■ **Recorded information**:

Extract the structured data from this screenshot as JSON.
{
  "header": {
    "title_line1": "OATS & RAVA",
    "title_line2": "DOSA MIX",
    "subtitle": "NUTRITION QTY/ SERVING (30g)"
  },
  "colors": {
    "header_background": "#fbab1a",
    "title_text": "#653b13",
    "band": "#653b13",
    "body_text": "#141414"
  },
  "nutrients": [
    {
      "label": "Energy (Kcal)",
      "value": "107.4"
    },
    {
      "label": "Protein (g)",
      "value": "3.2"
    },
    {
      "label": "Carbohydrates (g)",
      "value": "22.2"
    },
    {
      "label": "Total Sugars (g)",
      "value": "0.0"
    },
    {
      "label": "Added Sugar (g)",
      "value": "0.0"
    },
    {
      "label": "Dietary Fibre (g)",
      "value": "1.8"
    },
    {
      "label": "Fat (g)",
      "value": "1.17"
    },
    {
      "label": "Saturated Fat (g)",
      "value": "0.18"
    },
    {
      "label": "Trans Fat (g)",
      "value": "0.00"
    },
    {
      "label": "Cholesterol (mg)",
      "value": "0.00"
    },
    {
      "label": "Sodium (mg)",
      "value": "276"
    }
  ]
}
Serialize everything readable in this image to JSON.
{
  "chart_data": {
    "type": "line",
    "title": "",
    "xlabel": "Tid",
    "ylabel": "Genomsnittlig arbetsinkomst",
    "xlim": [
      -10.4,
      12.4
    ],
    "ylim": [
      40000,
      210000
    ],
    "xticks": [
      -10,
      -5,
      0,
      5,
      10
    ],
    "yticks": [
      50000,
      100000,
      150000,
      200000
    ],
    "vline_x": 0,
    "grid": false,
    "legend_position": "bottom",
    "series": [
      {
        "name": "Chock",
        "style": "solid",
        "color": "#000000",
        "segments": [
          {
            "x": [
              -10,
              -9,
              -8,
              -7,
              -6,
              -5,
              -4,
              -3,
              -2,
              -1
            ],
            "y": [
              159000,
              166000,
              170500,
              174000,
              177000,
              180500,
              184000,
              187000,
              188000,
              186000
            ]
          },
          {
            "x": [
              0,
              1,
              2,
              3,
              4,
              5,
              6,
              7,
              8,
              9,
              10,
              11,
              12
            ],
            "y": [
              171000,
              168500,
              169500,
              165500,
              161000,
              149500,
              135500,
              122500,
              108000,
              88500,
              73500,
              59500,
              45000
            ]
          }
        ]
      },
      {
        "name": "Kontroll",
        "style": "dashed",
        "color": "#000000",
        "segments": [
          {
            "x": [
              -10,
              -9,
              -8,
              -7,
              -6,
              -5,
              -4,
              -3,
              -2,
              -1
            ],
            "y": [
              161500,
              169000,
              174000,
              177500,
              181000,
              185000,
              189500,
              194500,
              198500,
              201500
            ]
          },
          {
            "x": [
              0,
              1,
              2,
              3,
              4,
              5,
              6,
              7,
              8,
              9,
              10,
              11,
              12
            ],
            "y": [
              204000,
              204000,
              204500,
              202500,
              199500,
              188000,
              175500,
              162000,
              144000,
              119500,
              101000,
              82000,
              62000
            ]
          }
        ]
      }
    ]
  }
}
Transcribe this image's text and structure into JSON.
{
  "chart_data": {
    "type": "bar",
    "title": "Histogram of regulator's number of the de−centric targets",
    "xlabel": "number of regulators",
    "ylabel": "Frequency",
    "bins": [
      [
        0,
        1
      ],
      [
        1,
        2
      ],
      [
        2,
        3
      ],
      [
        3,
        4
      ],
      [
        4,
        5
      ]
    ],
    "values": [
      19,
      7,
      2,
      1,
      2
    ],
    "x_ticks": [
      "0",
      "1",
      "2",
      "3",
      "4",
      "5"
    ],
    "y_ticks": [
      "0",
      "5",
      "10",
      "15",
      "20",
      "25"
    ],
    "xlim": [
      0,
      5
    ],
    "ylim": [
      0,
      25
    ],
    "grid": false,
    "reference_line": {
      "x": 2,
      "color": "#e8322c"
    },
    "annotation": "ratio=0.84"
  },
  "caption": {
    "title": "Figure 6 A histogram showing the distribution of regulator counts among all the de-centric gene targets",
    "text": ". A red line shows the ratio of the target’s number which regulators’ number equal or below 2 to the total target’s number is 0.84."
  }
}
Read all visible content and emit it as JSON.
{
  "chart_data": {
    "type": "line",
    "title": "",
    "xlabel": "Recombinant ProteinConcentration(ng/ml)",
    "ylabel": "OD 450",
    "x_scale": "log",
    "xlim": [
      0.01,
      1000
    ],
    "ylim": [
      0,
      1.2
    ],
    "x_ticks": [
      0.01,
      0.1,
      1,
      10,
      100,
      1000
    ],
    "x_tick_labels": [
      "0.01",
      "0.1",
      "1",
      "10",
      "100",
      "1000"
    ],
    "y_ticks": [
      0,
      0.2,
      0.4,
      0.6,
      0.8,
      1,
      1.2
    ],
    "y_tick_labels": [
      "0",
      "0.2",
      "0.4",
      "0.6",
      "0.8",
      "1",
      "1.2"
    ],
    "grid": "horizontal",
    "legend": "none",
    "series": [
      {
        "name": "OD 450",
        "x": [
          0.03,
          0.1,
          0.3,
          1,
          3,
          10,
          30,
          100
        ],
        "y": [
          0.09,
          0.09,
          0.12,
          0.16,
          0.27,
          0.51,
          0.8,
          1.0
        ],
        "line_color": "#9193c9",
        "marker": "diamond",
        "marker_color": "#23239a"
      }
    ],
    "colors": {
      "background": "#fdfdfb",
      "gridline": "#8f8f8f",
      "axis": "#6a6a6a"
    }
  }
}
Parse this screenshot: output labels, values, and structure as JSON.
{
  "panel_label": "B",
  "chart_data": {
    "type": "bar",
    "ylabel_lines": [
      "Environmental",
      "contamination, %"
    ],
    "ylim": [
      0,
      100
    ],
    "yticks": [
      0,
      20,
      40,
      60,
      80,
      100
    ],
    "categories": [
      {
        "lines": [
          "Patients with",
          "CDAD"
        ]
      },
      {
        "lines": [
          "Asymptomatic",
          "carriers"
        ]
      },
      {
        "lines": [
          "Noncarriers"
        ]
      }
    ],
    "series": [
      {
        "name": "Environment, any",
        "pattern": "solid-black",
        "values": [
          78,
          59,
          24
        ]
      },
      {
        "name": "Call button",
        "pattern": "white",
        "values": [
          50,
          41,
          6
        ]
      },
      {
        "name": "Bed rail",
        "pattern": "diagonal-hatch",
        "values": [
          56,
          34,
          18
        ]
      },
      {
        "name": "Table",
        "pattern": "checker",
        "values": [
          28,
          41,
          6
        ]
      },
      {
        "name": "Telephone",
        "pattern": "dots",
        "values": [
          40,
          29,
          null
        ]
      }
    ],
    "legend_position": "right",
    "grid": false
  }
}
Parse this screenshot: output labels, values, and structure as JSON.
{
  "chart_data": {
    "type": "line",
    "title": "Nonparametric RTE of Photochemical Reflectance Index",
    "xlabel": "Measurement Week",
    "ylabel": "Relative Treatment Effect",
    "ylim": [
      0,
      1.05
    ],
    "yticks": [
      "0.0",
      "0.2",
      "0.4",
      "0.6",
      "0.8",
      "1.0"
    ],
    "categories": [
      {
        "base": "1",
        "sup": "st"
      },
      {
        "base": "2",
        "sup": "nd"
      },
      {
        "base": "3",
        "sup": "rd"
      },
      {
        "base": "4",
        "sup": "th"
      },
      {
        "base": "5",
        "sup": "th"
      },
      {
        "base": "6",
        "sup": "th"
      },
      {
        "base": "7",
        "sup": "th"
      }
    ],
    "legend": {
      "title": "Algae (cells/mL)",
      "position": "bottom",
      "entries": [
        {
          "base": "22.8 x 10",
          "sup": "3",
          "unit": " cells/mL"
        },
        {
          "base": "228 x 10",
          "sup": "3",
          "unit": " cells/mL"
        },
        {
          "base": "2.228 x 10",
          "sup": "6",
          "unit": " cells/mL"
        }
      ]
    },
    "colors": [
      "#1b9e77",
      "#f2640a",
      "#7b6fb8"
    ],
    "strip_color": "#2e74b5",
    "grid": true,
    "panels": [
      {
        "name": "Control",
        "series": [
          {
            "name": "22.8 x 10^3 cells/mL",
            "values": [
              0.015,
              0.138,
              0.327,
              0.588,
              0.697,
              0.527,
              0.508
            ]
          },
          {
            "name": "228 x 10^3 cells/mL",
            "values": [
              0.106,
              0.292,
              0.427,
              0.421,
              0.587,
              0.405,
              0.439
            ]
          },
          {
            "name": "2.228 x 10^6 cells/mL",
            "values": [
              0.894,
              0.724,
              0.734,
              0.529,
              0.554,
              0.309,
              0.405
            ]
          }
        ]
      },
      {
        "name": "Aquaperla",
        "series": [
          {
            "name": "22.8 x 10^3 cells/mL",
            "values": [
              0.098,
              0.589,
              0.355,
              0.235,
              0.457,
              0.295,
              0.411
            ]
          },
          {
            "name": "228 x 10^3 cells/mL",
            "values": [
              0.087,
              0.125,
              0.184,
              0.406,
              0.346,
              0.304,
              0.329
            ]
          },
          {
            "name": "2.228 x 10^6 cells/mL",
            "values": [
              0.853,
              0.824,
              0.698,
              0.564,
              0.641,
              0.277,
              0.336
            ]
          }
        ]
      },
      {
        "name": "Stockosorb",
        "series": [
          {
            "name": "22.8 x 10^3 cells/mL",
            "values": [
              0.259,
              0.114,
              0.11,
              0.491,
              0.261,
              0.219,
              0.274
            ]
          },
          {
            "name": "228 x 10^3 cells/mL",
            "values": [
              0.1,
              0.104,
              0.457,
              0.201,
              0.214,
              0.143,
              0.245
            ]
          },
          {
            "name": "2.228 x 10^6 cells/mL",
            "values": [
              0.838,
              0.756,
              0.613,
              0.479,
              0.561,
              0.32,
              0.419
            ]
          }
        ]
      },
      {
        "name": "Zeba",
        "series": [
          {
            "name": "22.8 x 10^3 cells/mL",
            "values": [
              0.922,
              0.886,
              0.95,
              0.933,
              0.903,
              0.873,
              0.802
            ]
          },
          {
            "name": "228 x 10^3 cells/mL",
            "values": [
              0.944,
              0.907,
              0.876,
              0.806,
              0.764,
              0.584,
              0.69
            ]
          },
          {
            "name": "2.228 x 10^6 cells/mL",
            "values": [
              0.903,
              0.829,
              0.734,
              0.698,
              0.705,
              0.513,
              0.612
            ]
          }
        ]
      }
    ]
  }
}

■ **Problem requirements**: Report each line of the data in which "centric" occurs.

■ **Exercise solution**:
    "title": "Histogram of regulator's number of the de−centric targets",
    "title": "Figure 6 A histogram showing the distribution of regulator counts among all the de-centric gene targets",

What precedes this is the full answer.